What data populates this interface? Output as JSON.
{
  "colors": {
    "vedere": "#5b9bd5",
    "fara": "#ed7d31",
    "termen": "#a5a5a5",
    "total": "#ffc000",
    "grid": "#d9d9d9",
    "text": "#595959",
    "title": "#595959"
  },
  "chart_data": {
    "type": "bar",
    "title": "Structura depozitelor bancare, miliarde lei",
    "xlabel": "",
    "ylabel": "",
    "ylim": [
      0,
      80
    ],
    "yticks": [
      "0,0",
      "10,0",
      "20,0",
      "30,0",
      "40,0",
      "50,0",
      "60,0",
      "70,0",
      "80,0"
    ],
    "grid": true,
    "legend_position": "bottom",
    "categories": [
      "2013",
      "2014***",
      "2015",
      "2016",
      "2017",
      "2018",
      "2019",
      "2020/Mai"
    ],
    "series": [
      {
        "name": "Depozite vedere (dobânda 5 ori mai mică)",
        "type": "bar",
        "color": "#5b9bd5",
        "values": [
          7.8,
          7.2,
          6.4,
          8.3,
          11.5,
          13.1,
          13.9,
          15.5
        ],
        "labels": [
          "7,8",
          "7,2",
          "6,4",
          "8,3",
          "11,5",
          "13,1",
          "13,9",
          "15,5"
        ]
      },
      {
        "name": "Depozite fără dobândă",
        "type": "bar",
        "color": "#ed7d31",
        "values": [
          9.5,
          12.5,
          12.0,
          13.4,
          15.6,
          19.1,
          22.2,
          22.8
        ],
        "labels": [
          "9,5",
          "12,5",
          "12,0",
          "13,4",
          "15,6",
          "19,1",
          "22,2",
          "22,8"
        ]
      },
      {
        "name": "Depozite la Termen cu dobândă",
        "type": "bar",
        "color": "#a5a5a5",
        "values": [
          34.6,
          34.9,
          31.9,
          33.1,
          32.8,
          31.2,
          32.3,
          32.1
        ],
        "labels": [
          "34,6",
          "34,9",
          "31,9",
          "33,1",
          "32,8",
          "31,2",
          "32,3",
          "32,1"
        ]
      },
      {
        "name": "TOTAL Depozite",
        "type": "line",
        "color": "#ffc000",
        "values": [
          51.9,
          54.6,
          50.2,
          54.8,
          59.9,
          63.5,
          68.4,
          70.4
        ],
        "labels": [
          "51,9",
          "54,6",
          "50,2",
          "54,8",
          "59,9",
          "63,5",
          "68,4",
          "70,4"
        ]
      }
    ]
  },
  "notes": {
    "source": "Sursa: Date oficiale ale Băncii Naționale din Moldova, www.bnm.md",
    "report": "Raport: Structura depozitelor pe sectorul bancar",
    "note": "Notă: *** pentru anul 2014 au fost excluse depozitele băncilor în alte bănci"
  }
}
◆ ◆ ◆ ◆ ◆
▶ [AIM OF THE TASK]:
Return each line with "name".

▶ [RESPONSE TO THIS TASK]:
        "name": "Depozite vedere (dobânda 5 ori mai mică)",
        "name": "Depozite fără dobândă",
        "name": "Depozite la Termen cu dobândă",
        "name": "TOTAL Depozite",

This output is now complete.